## Given problem
Exactly reproduce all the records, keeping pictures out of the copy.

## Records for the exercise
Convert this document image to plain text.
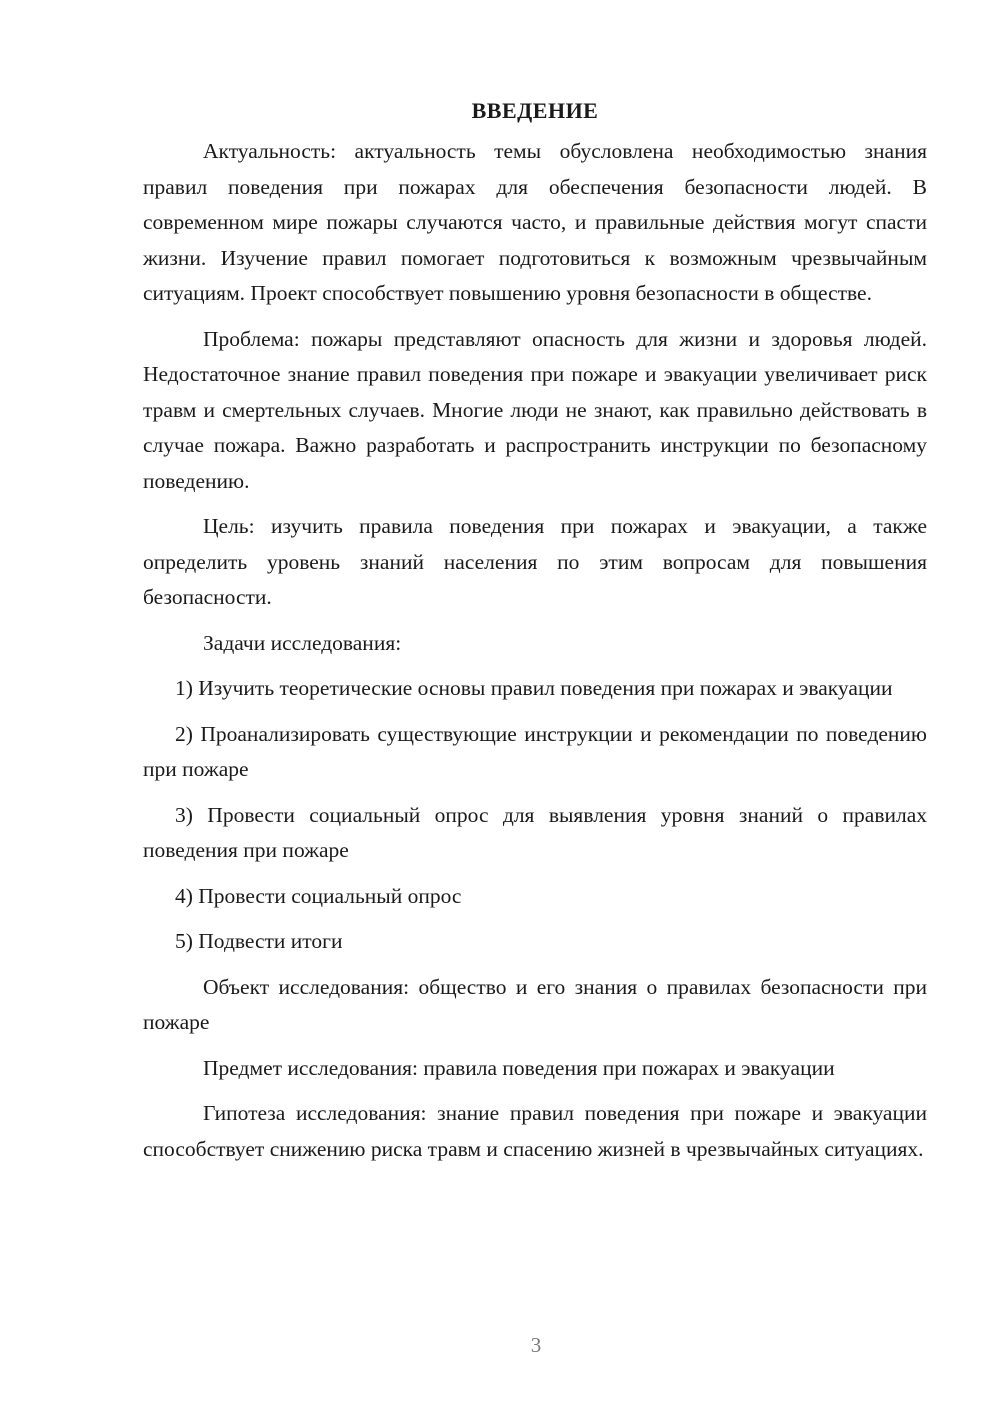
ВВЕДЕНИЕ

Актуальность: актуальность темы обусловлена необходимостью знания правил поведения при пожарах для обеспечения безопасности людей. В современном мире пожары случаются часто, и правильные действия могут спасти жизни. Изучение правил помогает подготовиться к возможным чрезвычайным ситуациям. Проект способствует повышению уровня безопасности в обществе.

Проблема: пожары представляют опасность для жизни и здоровья людей. Недостаточное знание правил поведения при пожаре и эвакуации увеличивает риск травм и смертельных случаев. Многие люди не знают, как правильно действовать в случае пожара. Важно разработать и распространить инструкции по безопасному поведению.

Цель: изучить правила поведения при пожарах и эвакуации, а также определить уровень знаний населения по этим вопросам для повышения безопасности.

Задачи исследования:

1) Изучить теоретические основы правил поведения при пожарах и эвакуации

2) Проанализировать существующие инструкции и рекомендации по поведению при пожаре

3) Провести социальный опрос для выявления уровня знаний о правилах поведения при пожаре

4) Провести социальный опрос

5) Подвести итоги

Объект исследования: общество и его знания о правилах безопасности при пожаре

Предмет исследования: правила поведения при пожарах и эвакуации

Гипотеза исследования: знание правил поведения при пожаре и эвакуации способствует снижению риска травм и спасению жизней в чрезвычайных ситуациях.

3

## Problem solution
Convert this document image to plain text.
ВВЕДЕНИЕ

Актуальность: актуальность темы обусловлена необходимостью знания правил поведения при пожарах для обеспечения безопасности людей. В современном мире пожары случаются часто, и правильные действия могут спасти жизни. Изучение правил помогает подготовиться к возможным чрезвычайным ситуациям. Проект способствует повышению уровня безопасности в обществе.

Проблема: пожары представляют опасность для жизни и здоровья людей. Недостаточное знание правил поведения при пожаре и эвакуации увеличивает риск травм и смертельных случаев. Многие люди не знают, как правильно действовать в случае пожара. Важно разработать и распространить инструкции по безопасному поведению.

Цель: изучить правила поведения при пожарах и эвакуации, а также определить уровень знаний населения по этим вопросам для повышения безопасности.

Задачи исследования:

1) Изучить теоретические основы правил поведения при пожарах и эвакуации

2) Проанализировать существующие инструкции и рекомендации по поведению при пожаре

3) Провести социальный опрос для выявления уровня знаний о правилах поведения при пожаре

4) Провести социальный опрос

5) Подвести итоги

Объект исследования: общество и его знания о правилах безопасности при пожаре

Предмет исследования: правила поведения при пожарах и эвакуации

Гипотеза исследования: знание правил поведения при пожаре и эвакуации способствует снижению риска травм и спасению жизней в чрезвычайных ситуациях.

3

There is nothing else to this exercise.